- Exercise directions -
"JSON" appears in how many lines of the entries? State only the number.

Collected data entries
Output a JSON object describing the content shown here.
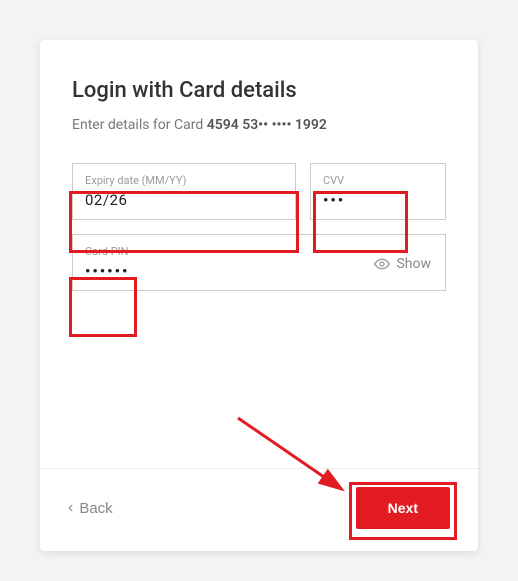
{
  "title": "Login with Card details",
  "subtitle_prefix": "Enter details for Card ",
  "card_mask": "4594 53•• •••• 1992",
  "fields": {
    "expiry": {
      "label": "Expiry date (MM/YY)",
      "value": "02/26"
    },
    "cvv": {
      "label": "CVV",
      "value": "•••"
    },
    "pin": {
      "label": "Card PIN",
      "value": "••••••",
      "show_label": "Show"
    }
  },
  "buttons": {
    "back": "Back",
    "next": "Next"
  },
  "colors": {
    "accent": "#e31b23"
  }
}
---
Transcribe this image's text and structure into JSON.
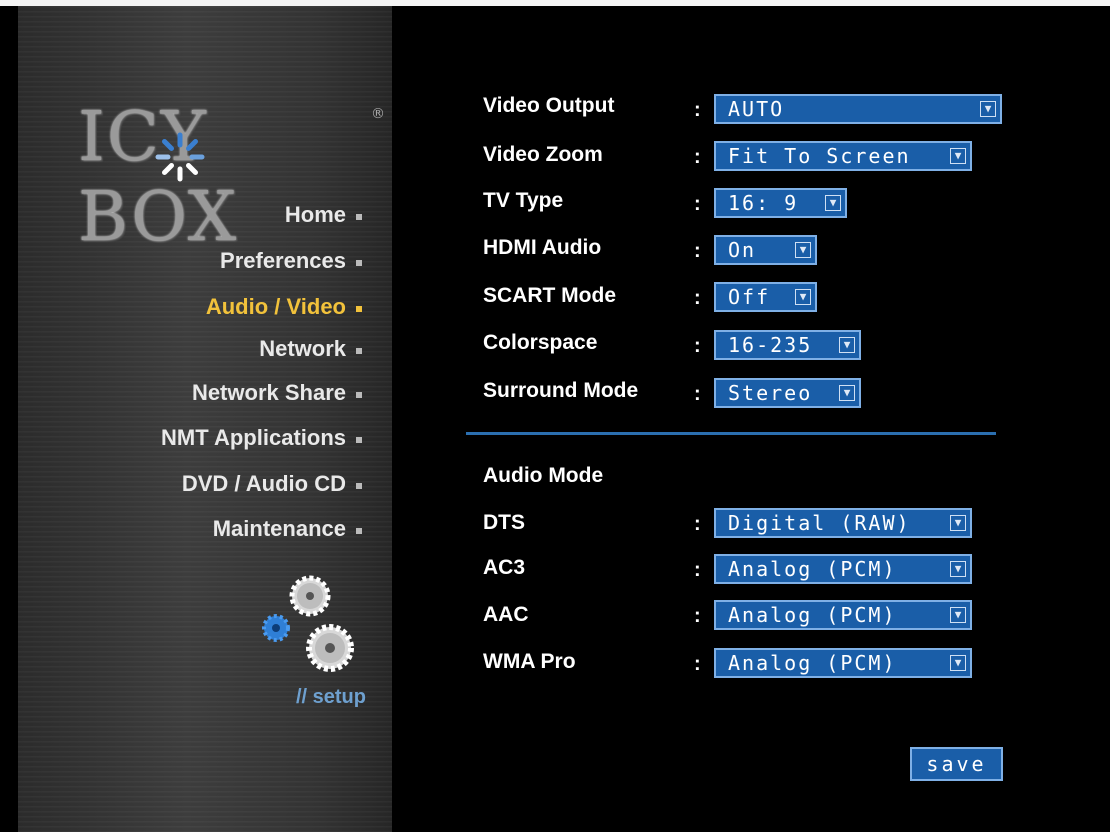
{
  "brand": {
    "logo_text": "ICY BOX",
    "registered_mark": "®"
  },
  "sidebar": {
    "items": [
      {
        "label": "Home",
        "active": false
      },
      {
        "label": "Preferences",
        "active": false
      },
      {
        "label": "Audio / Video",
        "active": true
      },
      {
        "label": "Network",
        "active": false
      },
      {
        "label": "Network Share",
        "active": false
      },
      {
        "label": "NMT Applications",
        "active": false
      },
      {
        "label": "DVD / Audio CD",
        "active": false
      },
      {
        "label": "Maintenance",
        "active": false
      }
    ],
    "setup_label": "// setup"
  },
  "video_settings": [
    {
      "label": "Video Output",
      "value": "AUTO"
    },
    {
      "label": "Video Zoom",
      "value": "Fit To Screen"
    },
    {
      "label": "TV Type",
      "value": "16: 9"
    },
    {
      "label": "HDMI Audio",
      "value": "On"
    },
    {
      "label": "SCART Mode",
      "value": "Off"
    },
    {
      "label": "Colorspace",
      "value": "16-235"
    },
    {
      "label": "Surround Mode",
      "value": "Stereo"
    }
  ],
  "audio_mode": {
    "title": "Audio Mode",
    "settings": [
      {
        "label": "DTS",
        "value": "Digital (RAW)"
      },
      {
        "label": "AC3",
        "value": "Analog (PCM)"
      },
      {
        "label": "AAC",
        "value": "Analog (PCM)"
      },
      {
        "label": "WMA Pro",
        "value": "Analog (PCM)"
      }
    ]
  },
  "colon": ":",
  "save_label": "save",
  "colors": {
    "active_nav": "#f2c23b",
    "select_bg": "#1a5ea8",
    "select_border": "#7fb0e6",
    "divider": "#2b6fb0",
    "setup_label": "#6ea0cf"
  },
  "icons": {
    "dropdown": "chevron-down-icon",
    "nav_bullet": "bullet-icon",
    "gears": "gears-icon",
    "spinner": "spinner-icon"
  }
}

- Complete answer -
2